# THE REQUEST:
State the number of lines that contain the word "situatie", and add nothing else.

Extracted data entries
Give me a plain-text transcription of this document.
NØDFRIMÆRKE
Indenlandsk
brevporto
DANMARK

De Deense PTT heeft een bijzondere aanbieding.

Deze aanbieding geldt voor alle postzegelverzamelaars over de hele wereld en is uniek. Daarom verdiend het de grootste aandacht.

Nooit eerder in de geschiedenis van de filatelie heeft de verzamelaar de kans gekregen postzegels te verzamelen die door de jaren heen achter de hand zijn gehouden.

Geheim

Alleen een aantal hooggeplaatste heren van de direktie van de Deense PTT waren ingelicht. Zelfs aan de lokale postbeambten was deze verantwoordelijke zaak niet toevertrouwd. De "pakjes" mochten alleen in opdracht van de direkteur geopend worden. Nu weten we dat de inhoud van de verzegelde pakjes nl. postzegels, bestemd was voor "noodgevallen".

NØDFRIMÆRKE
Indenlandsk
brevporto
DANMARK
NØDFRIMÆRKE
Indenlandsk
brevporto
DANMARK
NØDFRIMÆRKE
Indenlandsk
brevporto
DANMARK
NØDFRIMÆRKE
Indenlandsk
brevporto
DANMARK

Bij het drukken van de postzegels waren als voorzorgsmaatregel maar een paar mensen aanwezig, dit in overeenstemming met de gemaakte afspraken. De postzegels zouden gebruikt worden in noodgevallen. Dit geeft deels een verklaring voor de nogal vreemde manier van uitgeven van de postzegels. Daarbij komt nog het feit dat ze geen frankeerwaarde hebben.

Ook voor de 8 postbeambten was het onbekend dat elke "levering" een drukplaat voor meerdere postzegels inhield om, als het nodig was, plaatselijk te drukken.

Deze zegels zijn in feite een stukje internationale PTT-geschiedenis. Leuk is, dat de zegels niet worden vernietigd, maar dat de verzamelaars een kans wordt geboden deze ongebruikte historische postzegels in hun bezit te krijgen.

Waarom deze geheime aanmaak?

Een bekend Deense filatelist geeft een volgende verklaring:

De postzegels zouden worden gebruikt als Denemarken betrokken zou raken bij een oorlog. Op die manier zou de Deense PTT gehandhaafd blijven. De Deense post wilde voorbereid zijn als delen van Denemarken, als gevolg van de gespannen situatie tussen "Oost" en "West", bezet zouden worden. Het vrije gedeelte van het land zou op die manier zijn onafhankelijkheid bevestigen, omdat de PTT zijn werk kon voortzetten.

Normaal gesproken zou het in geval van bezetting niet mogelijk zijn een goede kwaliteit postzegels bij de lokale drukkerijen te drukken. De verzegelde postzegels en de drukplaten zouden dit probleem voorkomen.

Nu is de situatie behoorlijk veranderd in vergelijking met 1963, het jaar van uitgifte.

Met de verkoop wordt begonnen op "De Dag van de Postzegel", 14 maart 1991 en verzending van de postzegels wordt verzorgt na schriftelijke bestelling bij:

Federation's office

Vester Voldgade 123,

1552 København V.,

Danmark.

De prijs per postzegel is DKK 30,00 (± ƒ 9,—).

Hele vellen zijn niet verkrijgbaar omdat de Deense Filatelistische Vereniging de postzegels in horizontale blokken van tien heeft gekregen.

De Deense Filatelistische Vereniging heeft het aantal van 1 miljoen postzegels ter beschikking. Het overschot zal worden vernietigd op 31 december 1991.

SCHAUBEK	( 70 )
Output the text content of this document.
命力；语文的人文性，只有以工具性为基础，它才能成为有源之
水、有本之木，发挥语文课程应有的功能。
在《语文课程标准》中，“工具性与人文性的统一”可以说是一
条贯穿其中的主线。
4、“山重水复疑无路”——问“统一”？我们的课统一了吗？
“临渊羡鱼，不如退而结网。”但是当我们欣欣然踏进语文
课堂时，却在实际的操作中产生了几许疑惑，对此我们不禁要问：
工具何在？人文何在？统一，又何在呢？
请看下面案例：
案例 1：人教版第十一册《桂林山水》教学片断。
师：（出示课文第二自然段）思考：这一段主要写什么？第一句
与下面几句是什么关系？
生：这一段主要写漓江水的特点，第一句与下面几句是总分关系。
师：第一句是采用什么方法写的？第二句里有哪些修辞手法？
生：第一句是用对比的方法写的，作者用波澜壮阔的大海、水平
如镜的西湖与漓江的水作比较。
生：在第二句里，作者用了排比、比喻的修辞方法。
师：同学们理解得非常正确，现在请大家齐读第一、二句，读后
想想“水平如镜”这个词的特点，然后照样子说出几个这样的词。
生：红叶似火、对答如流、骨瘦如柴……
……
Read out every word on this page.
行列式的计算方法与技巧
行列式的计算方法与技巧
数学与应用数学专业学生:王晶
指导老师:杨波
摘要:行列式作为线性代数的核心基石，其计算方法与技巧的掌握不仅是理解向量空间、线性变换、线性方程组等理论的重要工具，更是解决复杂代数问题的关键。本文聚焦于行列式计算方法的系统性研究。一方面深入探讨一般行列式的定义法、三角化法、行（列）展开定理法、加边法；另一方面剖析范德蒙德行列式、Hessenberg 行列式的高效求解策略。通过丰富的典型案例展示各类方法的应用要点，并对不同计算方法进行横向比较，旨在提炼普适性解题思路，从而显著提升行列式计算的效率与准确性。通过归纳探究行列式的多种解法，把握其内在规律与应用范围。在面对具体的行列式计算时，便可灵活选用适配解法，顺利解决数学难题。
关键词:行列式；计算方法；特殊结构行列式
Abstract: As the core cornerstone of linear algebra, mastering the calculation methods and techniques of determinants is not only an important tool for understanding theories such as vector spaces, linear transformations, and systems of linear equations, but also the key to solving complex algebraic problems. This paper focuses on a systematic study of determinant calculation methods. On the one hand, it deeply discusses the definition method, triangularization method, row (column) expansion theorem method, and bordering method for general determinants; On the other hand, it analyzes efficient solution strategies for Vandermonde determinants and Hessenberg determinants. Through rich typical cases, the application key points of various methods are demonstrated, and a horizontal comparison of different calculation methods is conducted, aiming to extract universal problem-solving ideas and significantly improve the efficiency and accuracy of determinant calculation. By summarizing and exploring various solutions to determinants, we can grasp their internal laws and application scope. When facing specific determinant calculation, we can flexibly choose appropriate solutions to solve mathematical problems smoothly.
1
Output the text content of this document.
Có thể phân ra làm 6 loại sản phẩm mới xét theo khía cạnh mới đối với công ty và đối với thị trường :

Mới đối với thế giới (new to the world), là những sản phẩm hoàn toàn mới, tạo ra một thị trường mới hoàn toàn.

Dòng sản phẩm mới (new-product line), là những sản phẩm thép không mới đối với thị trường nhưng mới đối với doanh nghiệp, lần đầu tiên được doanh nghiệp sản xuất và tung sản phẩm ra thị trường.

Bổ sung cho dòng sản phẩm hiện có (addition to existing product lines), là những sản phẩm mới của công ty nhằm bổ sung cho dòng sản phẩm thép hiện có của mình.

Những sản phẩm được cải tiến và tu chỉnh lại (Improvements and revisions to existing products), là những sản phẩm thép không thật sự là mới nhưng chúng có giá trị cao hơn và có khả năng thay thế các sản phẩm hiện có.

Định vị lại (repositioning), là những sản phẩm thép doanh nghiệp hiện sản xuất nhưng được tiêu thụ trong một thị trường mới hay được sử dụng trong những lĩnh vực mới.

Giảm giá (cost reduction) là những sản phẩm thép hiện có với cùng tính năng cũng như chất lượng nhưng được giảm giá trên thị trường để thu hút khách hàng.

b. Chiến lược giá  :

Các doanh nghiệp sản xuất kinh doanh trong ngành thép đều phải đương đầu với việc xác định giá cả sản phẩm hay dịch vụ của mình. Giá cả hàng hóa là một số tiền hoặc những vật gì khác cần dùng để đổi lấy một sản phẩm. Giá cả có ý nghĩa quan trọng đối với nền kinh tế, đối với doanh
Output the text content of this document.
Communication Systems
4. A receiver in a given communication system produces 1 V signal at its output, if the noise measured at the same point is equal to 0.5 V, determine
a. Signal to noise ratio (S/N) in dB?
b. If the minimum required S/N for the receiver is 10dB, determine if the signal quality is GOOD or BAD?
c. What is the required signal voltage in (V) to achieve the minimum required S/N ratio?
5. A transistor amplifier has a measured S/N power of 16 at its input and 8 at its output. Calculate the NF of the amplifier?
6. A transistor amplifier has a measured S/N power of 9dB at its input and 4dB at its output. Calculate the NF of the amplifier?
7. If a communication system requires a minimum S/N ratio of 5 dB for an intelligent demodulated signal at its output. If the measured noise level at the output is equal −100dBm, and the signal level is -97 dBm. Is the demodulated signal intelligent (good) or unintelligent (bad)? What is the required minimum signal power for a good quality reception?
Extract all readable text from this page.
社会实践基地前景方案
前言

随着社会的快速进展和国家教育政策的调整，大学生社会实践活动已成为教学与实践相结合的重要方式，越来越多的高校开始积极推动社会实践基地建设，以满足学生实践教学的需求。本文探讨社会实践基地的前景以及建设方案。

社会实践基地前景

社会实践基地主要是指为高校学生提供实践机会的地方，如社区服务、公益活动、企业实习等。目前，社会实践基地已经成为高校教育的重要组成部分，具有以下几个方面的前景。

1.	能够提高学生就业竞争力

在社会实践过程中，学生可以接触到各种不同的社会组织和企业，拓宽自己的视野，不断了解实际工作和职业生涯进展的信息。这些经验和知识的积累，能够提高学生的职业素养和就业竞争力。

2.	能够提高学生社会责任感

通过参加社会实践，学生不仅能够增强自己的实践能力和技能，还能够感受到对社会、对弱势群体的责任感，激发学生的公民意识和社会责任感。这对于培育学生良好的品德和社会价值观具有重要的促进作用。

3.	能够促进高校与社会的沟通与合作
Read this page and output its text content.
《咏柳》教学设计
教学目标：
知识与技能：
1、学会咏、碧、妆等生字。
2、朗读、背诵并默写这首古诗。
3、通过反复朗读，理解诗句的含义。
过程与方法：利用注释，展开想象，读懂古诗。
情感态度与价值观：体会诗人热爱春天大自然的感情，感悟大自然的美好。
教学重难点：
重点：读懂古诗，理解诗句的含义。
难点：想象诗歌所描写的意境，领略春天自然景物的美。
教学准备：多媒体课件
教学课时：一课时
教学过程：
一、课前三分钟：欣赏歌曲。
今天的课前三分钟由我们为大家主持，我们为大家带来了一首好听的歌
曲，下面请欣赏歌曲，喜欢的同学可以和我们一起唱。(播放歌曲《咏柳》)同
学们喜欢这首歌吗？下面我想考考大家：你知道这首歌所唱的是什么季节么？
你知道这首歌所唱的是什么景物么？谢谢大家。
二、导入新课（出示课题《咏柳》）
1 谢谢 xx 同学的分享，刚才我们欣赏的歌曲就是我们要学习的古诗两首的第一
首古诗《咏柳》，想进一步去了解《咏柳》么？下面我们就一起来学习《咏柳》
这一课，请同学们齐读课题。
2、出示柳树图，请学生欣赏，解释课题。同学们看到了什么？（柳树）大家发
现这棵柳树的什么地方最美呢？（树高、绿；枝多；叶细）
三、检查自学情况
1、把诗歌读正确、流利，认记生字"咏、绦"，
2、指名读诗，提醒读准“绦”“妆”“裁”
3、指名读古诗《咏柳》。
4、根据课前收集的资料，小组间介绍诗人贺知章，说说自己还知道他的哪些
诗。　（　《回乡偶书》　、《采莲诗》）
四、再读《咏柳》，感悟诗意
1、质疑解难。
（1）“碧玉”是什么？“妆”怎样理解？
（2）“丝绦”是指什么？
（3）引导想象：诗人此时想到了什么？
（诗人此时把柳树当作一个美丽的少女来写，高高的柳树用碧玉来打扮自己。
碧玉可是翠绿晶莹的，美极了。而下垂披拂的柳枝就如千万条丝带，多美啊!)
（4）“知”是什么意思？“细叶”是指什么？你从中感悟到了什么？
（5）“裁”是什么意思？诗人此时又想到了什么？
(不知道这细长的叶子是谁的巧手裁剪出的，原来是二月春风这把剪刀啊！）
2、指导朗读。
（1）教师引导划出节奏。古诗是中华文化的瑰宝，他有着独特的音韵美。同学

# OUTPUT:
2